Records from a data source:
··········

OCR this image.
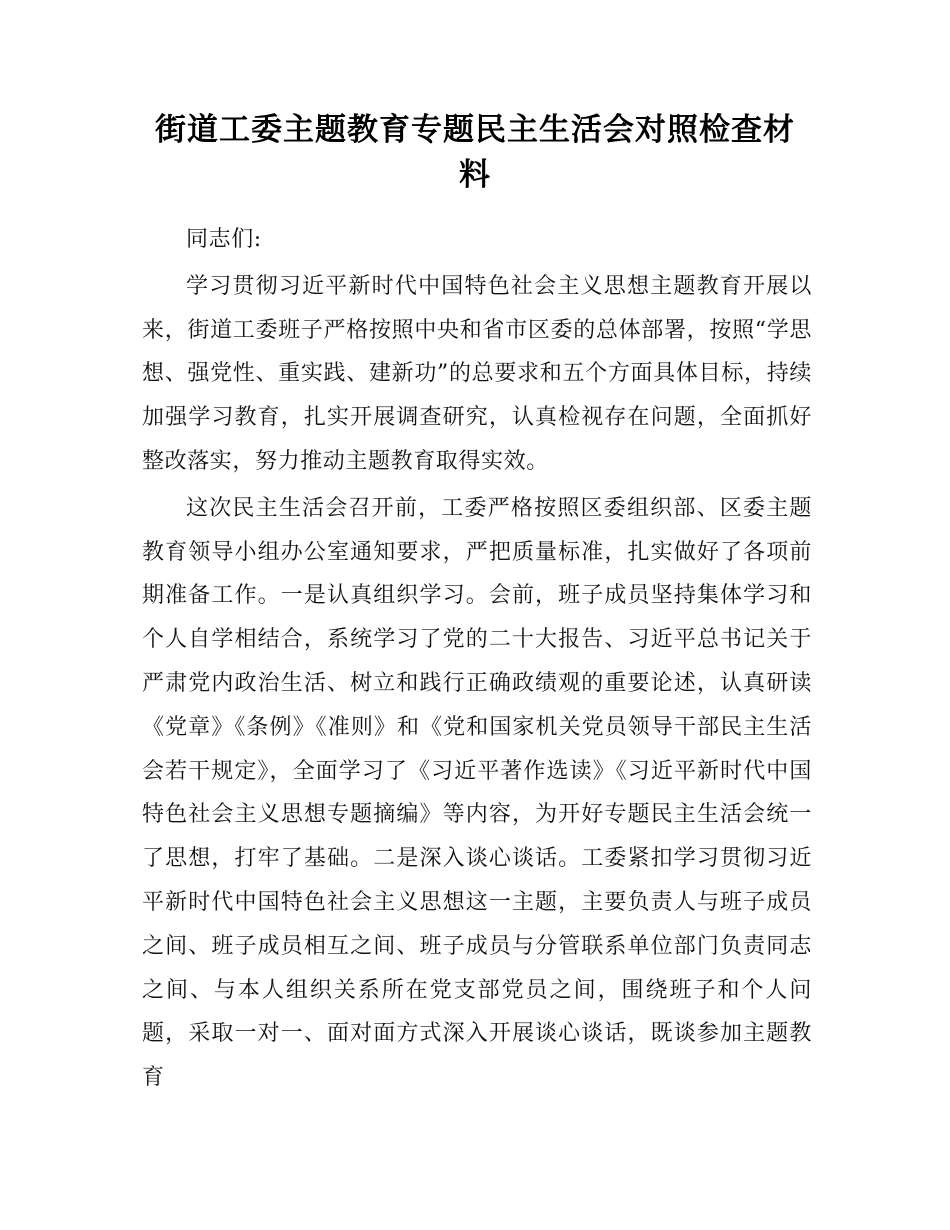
街道工委主题教育专题民主生活会对照检查材料

同志们:

学习贯彻习近平新时代中国特色社会主义思想主题教育开展以来，街道工委班子严格按照中央和省市区委的总体部署，按照“学思想、强党性、重实践、建新功”的总要求和五个方面具体目标，持续加强学习教育，扎实开展调查研究，认真检视存在问题，全面抓好整改落实，努力推动主题教育取得实效。

这次民主生活会召开前，工委严格按照区委组织部、区委主题教育领导小组办公室通知要求，严把质量标准，扎实做好了各项前期准备工作。一是认真组织学习。会前，班子成员坚持集体学习和个人自学相结合，系统学习了党的二十大报告、习近平总书记关于严肃党内政治生活、树立和践行正确政绩观的重要论述，认真研读《党章》《条例》《准则》和《党和国家机关党员领导干部民主生活会若干规定》，全面学习了《习近平著作选读》《习近平新时代中国特色社会主义思想专题摘编》等内容，为开好专题民主生活会统一了思想，打牢了基础。二是深入谈心谈话。工委紧扣学习贯彻习近平新时代中国特色社会主义思想这一主题，主要负责人与班子成员之间、班子成员相互之间、班子成员与分管联系单位部门负责同志之间、与本人组织关系所在党支部党员之间，围绕班子和个人问题，采取一对一、面对面方式深入开展谈心谈话，既谈参加主题教育
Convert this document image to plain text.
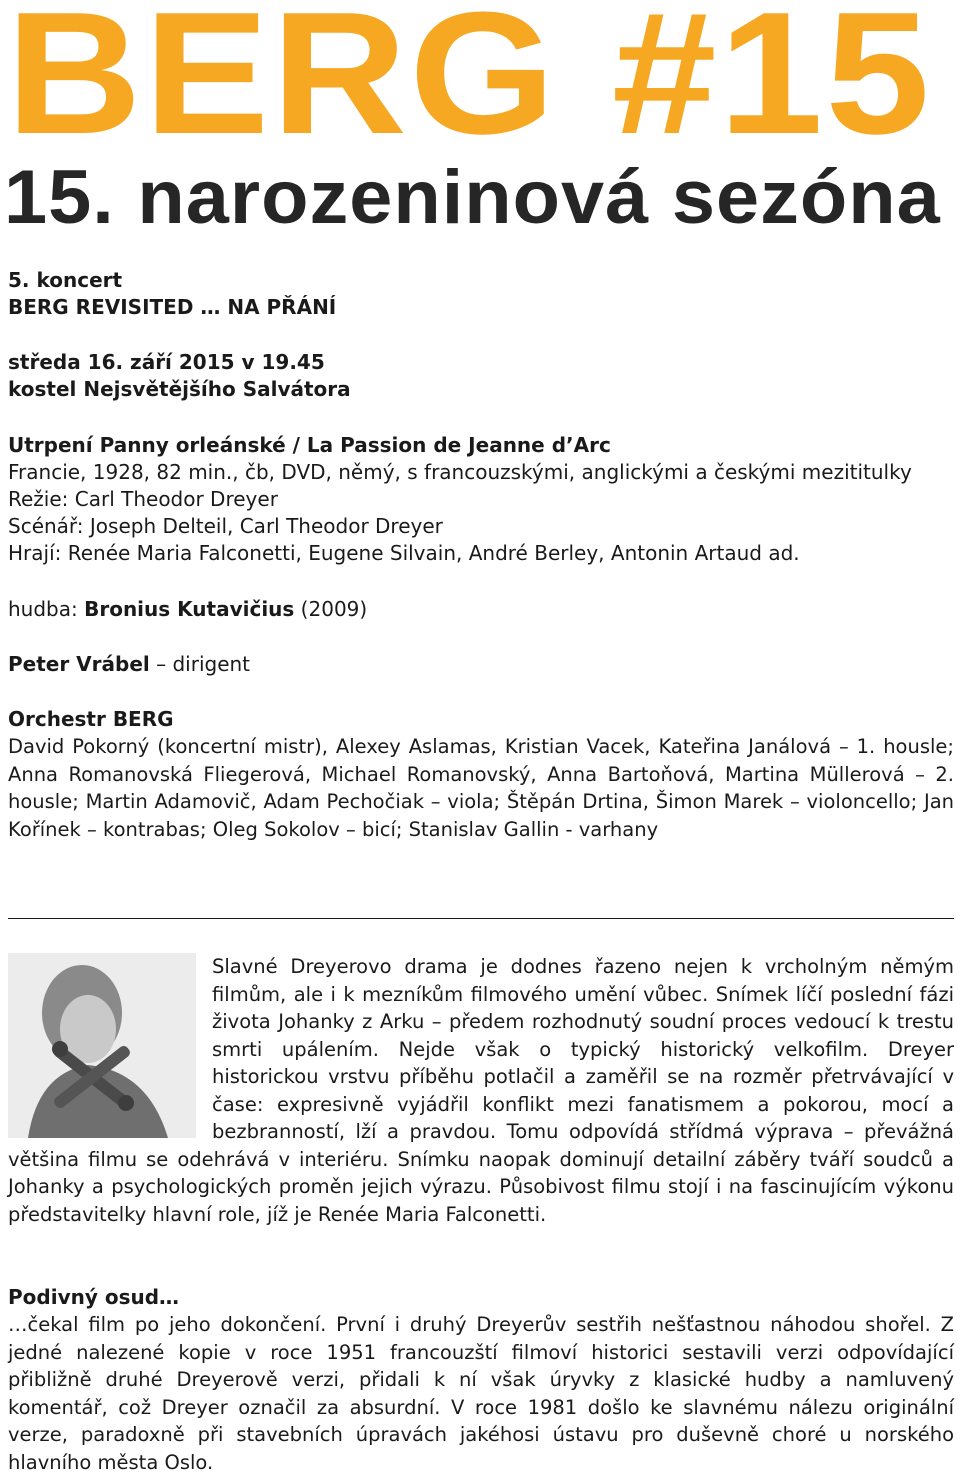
BERG #15
15. narozeninová sezóna
5. koncert
BERG REVISITED … NA PŘÁNÍ
středa 16. září 2015 v 19.45
kostel Nejsvětějšího Salvátora
Utrpení Panny orleánské / La Passion de Jeanne d’Arc
Francie, 1928, 82 min., čb, DVD, němý, s francouzskými, anglickými a českými mezititulky
Režie: Carl Theodor Dreyer
Scénář: Joseph Delteil, Carl Theodor Dreyer
Hrají: Renée Maria Falconetti, Eugene Silvain, André Berley, Antonin Artaud ad.
hudba: Bronius Kutavičius (2009)
Peter Vrábel – dirigent
Orchestr BERG
David Pokorný (koncertní mistr), Alexey Aslamas, Kristian Vacek, Kateřina Janálová – 1. housle; Anna Romanovská Fliegerová, Michael Romanovský, Anna Bartoňová, Martina Müllerová – 2. housle; Martin Adamovič, Adam Pechočiak – viola; Štěpán Drtina, Šimon Marek – violoncello; Jan Kořínek – kontrabas; Oleg Sokolov – bicí; Stanislav Gallin - varhany
Slavné Dreyerovo drama je dodnes řazeno nejen k vrcholným němým filmům, ale i k mezníkům filmového umění vůbec. Snímek líčí poslední fázi života Johanky z Arku – předem rozhodnutý soudní proces vedoucí k trestu smrti upálením. Nejde však o typický historický velkofilm. Dreyer historickou vrstvu příběhu potlačil a zaměřil se na rozměr přetrvávající v čase: expresivně vyjádřil konflikt mezi fanatismem a pokorou, mocí a bezbranností, lží a pravdou. Tomu odpovídá střídmá výprava – převážná většina filmu se odehrává v interiéru. Snímku naopak dominují detailní záběry tváří soudců a Johanky a psychologických proměn jejich výrazu. Působivost filmu stojí i na fascinujícím výkonu představitelky hlavní role, jíž je Renée Maria Falconetti.
Podivný osud…
…čekal film po jeho dokončení. První i druhý Dreyerův sestřih nešťastnou náhodou shořel. Z jedné nalezené kopie v roce 1951 francouzští filmoví historici sestavili verzi odpovídající přibližně druhé Dreyerově verzi, přidali k ní však úryvky z klasické hudby a namluvený komentář, což Dreyer označil za absurdní. V roce 1981 došlo ke slavnému nálezu originální verze, paradoxně při stavebních úpravách jakéhosi ústavu pro duševně choré u norského hlavního města Oslo.
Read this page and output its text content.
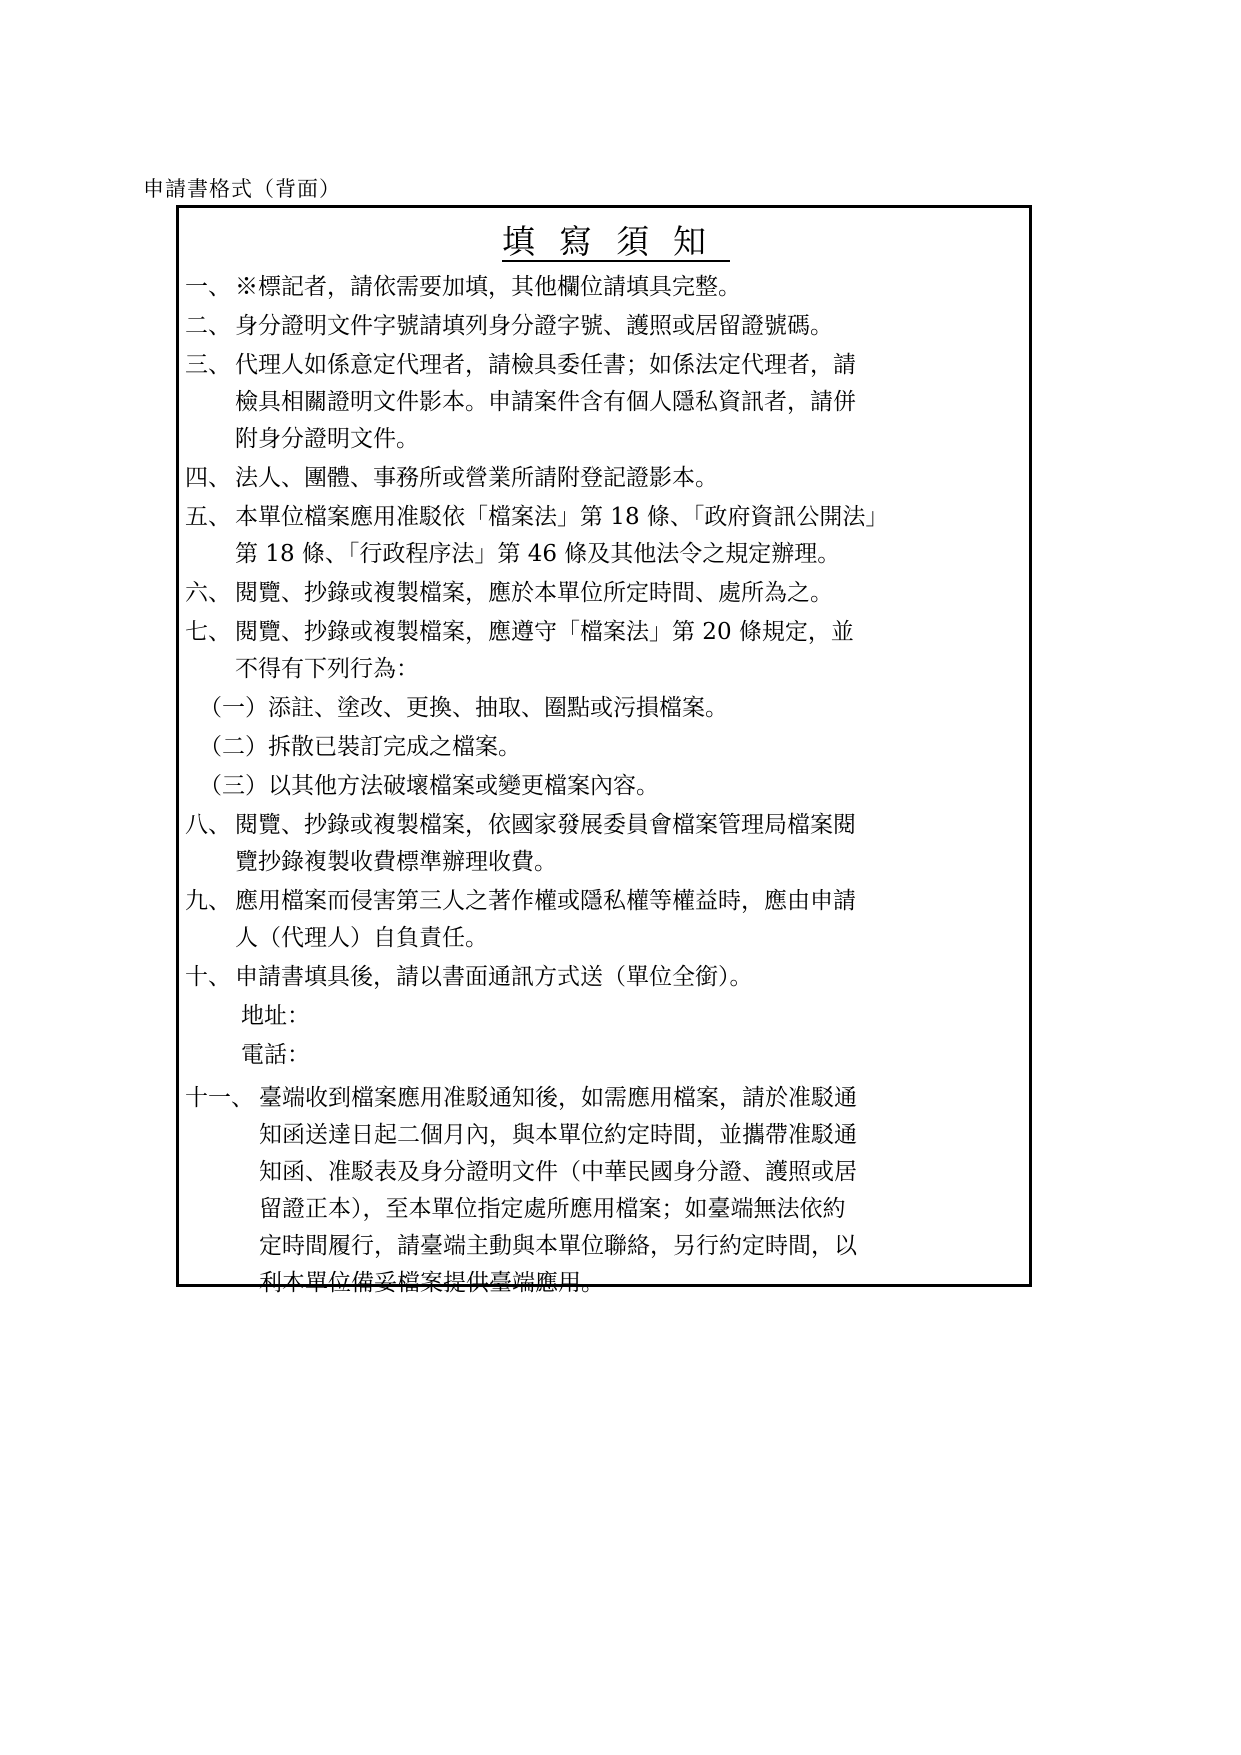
申請書格式（背面）
填寫須知
一、 ※標記者，請依需要加填，其他欄位請填具完整。
二、 身分證明文件字號請填列身分證字號、護照或居留證號碼。
三、 代理人如係意定代理者，請檢具委任書；如係法定代理者，請
檢具相關證明文件影本。申請案件含有個人隱私資訊者，請併
附身分證明文件。
四、 法人、團體、事務所或營業所請附登記證影本。
五、 本單位檔案應用准駁依「檔案法」第 18 條、「政府資訊公開法」
第 18 條、「行政程序法」第 46 條及其他法令之規定辦理。
六、 閱覽、抄錄或複製檔案，應於本單位所定時間、處所為之。
七、 閱覽、抄錄或複製檔案，應遵守「檔案法」第 20 條規定，並
不得有下列行為：
（一）添註、塗改、更換、抽取、圈點或污損檔案。
（二）拆散已裝訂完成之檔案。
（三）以其他方法破壞檔案或變更檔案內容。
八、 閱覽、抄錄或複製檔案，依國家發展委員會檔案管理局檔案閱
覽抄錄複製收費標準辦理收費。
九、 應用檔案而侵害第三人之著作權或隱私權等權益時，應由申請
人（代理人）自負責任。
十、 申請書填具後，請以書面通訊方式送（單位全銜）。
地址：
電話：
十一、 臺端收到檔案應用准駁通知後，如需應用檔案，請於准駁通
知函送達日起二個月內，與本單位約定時間，並攜帶准駁通
知函、准駁表及身分證明文件（中華民國身分證、護照或居
留證正本），至本單位指定處所應用檔案；如臺端無法依約
定時間履行，請臺端主動與本單位聯絡，另行約定時間，以
利本單位備妥檔案提供臺端應用。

··········

■ BRIEF ■
Read the entries and pick out all lines that include the word "text".

■ RESULT BELOW ■
Convert this document image to plain text.
Read this page and output its text content.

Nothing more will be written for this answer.